• _OBJECTIVE_
Wherever the word "Fire" appears in a line, extract that line.

• _MATERIAL PROVIDED_

--

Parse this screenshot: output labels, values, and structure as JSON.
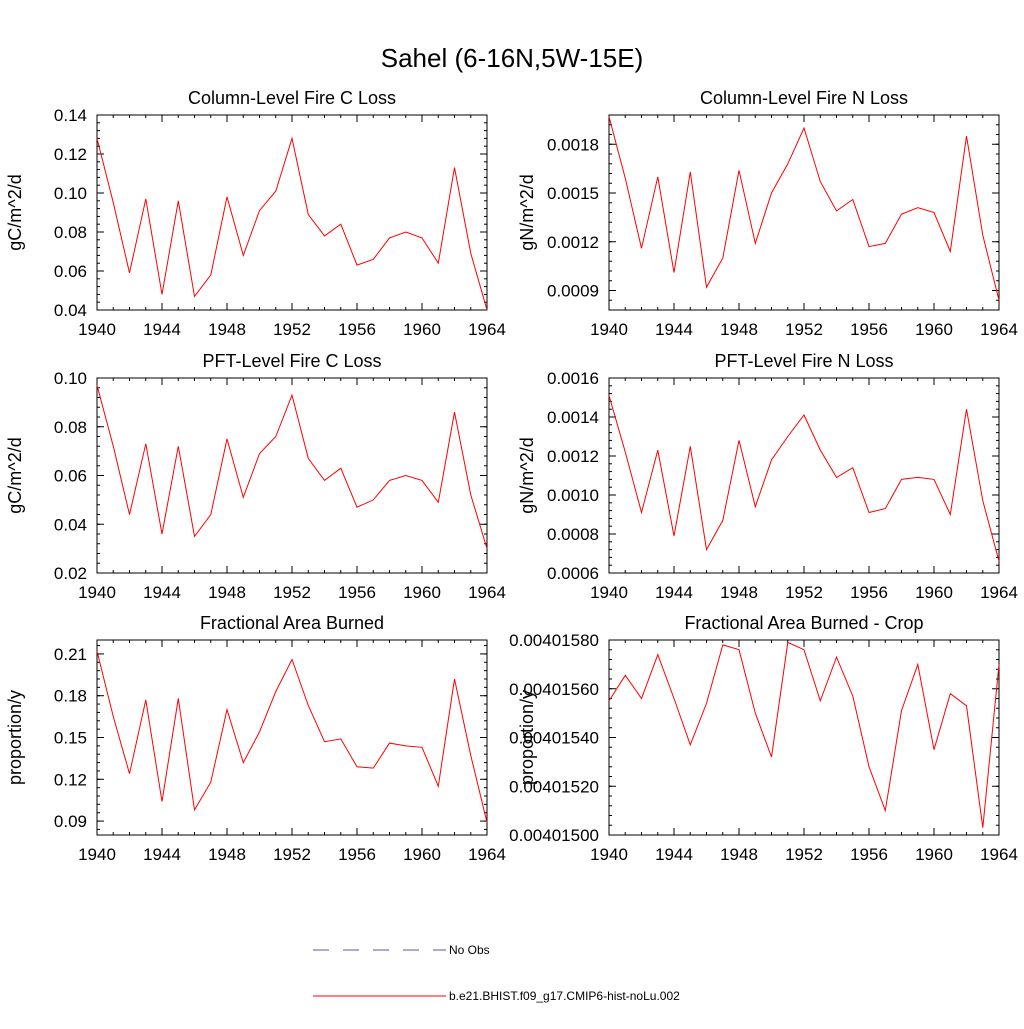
{
  "title": "Sahel (6-16N,5W-15E)",
  "colors": {
    "model": "#ff0000",
    "obs": "#5555aa",
    "axis": "#000000"
  },
  "legend": {
    "placement": "bottom-center",
    "entries": [
      {
        "label": "No Obs",
        "style": "dashed",
        "color": "#5555aa"
      },
      {
        "label": "b.e21.BHIST.f09_g17.CMIP6-hist-noLu.002",
        "style": "solid",
        "color": "#ff0000"
      }
    ]
  },
  "chart_data": [
    {
      "type": "line",
      "title": "Column-Level Fire C Loss",
      "ylabel": "gC/m^2/d",
      "xlabel": "",
      "xlim": [
        1940,
        1964
      ],
      "ylim": [
        0.04,
        0.14
      ],
      "xticks": [
        "1940",
        "1944",
        "1948",
        "1952",
        "1956",
        "1960",
        "1964"
      ],
      "yticks": [
        "0.04",
        "0.06",
        "0.08",
        "0.10",
        "0.12",
        "0.14"
      ],
      "x": [
        1940,
        1941,
        1942,
        1943,
        1944,
        1945,
        1946,
        1947,
        1948,
        1949,
        1950,
        1951,
        1952,
        1953,
        1954,
        1955,
        1956,
        1957,
        1958,
        1959,
        1960,
        1961,
        1962,
        1963,
        1964
      ],
      "series": [
        {
          "name": "b.e21.BHIST.f09_g17.CMIP6-hist-noLu.002",
          "values": [
            0.128,
            0.095,
            0.059,
            0.097,
            0.048,
            0.096,
            0.047,
            0.058,
            0.098,
            0.068,
            0.091,
            0.101,
            0.128,
            0.089,
            0.078,
            0.084,
            0.063,
            0.066,
            0.077,
            0.08,
            0.077,
            0.064,
            0.113,
            0.069,
            0.04
          ]
        }
      ]
    },
    {
      "type": "line",
      "title": "Column-Level Fire N Loss",
      "ylabel": "gN/m^2/d",
      "xlabel": "",
      "xlim": [
        1940,
        1964
      ],
      "ylim": [
        0.00078,
        0.00198
      ],
      "xticks": [
        "1940",
        "1944",
        "1948",
        "1952",
        "1956",
        "1960",
        "1964"
      ],
      "yticks": [
        "0.0009",
        "0.0012",
        "0.0015",
        "0.0018"
      ],
      "x": [
        1940,
        1941,
        1942,
        1943,
        1944,
        1945,
        1946,
        1947,
        1948,
        1949,
        1950,
        1951,
        1952,
        1953,
        1954,
        1955,
        1956,
        1957,
        1958,
        1959,
        1960,
        1961,
        1962,
        1963,
        1964
      ],
      "series": [
        {
          "name": "b.e21.BHIST.f09_g17.CMIP6-hist-noLu.002",
          "values": [
            0.00197,
            0.00159,
            0.00116,
            0.0016,
            0.00101,
            0.00163,
            0.00092,
            0.0011,
            0.00164,
            0.00119,
            0.0015,
            0.00168,
            0.0019,
            0.00157,
            0.00139,
            0.00146,
            0.00117,
            0.00119,
            0.00137,
            0.00141,
            0.00138,
            0.00114,
            0.00185,
            0.00124,
            0.00084
          ]
        }
      ]
    },
    {
      "type": "line",
      "title": "PFT-Level Fire C Loss",
      "ylabel": "gC/m^2/d",
      "xlabel": "",
      "xlim": [
        1940,
        1964
      ],
      "ylim": [
        0.02,
        0.1
      ],
      "xticks": [
        "1940",
        "1944",
        "1948",
        "1952",
        "1956",
        "1960",
        "1964"
      ],
      "yticks": [
        "0.02",
        "0.04",
        "0.06",
        "0.08",
        "0.10"
      ],
      "x": [
        1940,
        1941,
        1942,
        1943,
        1944,
        1945,
        1946,
        1947,
        1948,
        1949,
        1950,
        1951,
        1952,
        1953,
        1954,
        1955,
        1956,
        1957,
        1958,
        1959,
        1960,
        1961,
        1962,
        1963,
        1964
      ],
      "series": [
        {
          "name": "b.e21.BHIST.f09_g17.CMIP6-hist-noLu.002",
          "values": [
            0.097,
            0.072,
            0.044,
            0.073,
            0.036,
            0.072,
            0.035,
            0.044,
            0.075,
            0.051,
            0.069,
            0.076,
            0.093,
            0.067,
            0.058,
            0.063,
            0.047,
            0.05,
            0.058,
            0.06,
            0.058,
            0.049,
            0.086,
            0.052,
            0.03
          ]
        }
      ]
    },
    {
      "type": "line",
      "title": "PFT-Level Fire N Loss",
      "ylabel": "gN/m^2/d",
      "xlabel": "",
      "xlim": [
        1940,
        1964
      ],
      "ylim": [
        0.0006,
        0.0016
      ],
      "xticks": [
        "1940",
        "1944",
        "1948",
        "1952",
        "1956",
        "1960",
        "1964"
      ],
      "yticks": [
        "0.0006",
        "0.0008",
        "0.0010",
        "0.0012",
        "0.0014",
        "0.0016"
      ],
      "x": [
        1940,
        1941,
        1942,
        1943,
        1944,
        1945,
        1946,
        1947,
        1948,
        1949,
        1950,
        1951,
        1952,
        1953,
        1954,
        1955,
        1956,
        1957,
        1958,
        1959,
        1960,
        1961,
        1962,
        1963,
        1964
      ],
      "series": [
        {
          "name": "b.e21.BHIST.f09_g17.CMIP6-hist-noLu.002",
          "values": [
            0.00151,
            0.00122,
            0.00091,
            0.00123,
            0.00079,
            0.00125,
            0.00072,
            0.00087,
            0.00128,
            0.00094,
            0.00118,
            0.0013,
            0.00141,
            0.00123,
            0.00109,
            0.00114,
            0.00091,
            0.00093,
            0.00108,
            0.00109,
            0.00108,
            0.0009,
            0.00144,
            0.00097,
            0.00066
          ]
        }
      ]
    },
    {
      "type": "line",
      "title": "Fractional Area Burned",
      "ylabel": "proportion/y",
      "xlabel": "",
      "xlim": [
        1940,
        1964
      ],
      "ylim": [
        0.08,
        0.22
      ],
      "xticks": [
        "1940",
        "1944",
        "1948",
        "1952",
        "1956",
        "1960",
        "1964"
      ],
      "yticks": [
        "0.09",
        "0.12",
        "0.15",
        "0.18",
        "0.21"
      ],
      "x": [
        1940,
        1941,
        1942,
        1943,
        1944,
        1945,
        1946,
        1947,
        1948,
        1949,
        1950,
        1951,
        1952,
        1953,
        1954,
        1955,
        1956,
        1957,
        1958,
        1959,
        1960,
        1961,
        1962,
        1963,
        1964
      ],
      "series": [
        {
          "name": "b.e21.BHIST.f09_g17.CMIP6-hist-noLu.002",
          "values": [
            0.212,
            0.165,
            0.124,
            0.177,
            0.104,
            0.178,
            0.098,
            0.118,
            0.17,
            0.132,
            0.154,
            0.183,
            0.206,
            0.173,
            0.147,
            0.149,
            0.129,
            0.128,
            0.146,
            0.144,
            0.143,
            0.115,
            0.192,
            0.137,
            0.089
          ]
        }
      ]
    },
    {
      "type": "line",
      "title": "Fractional Area Burned - Crop",
      "ylabel": "proportion/y",
      "xlabel": "",
      "xlim": [
        1940,
        1964
      ],
      "ylim": [
        0.004015,
        0.0040158
      ],
      "xticks": [
        "1940",
        "1944",
        "1948",
        "1952",
        "1956",
        "1960",
        "1964"
      ],
      "yticks": [
        "0.00401500",
        "0.00401520",
        "0.00401540",
        "0.00401560",
        "0.00401580"
      ],
      "x": [
        1940,
        1941,
        1942,
        1943,
        1944,
        1945,
        1946,
        1947,
        1948,
        1949,
        1950,
        1951,
        1952,
        1953,
        1954,
        1955,
        1956,
        1957,
        1958,
        1959,
        1960,
        1961,
        1962,
        1963,
        1964
      ],
      "series": [
        {
          "name": "b.e21.BHIST.f09_g17.CMIP6-hist-noLu.002",
          "values": [
            0.00401555,
            0.004015655,
            0.00401556,
            0.00401574,
            0.00401556,
            0.00401537,
            0.00401554,
            0.00401578,
            0.00401576,
            0.0040155,
            0.00401532,
            0.00401579,
            0.00401576,
            0.00401555,
            0.00401573,
            0.00401557,
            0.00401528,
            0.0040151,
            0.00401551,
            0.0040157,
            0.00401535,
            0.00401558,
            0.00401553,
            0.00401503,
            0.0040157
          ]
        }
      ]
    }
  ]
}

--

• _ANSWER_
      "title": "Column-Level Fire C Loss",
      "title": "Column-Level Fire N Loss",
      "title": "PFT-Level Fire C Loss",
      "title": "PFT-Level Fire N Loss",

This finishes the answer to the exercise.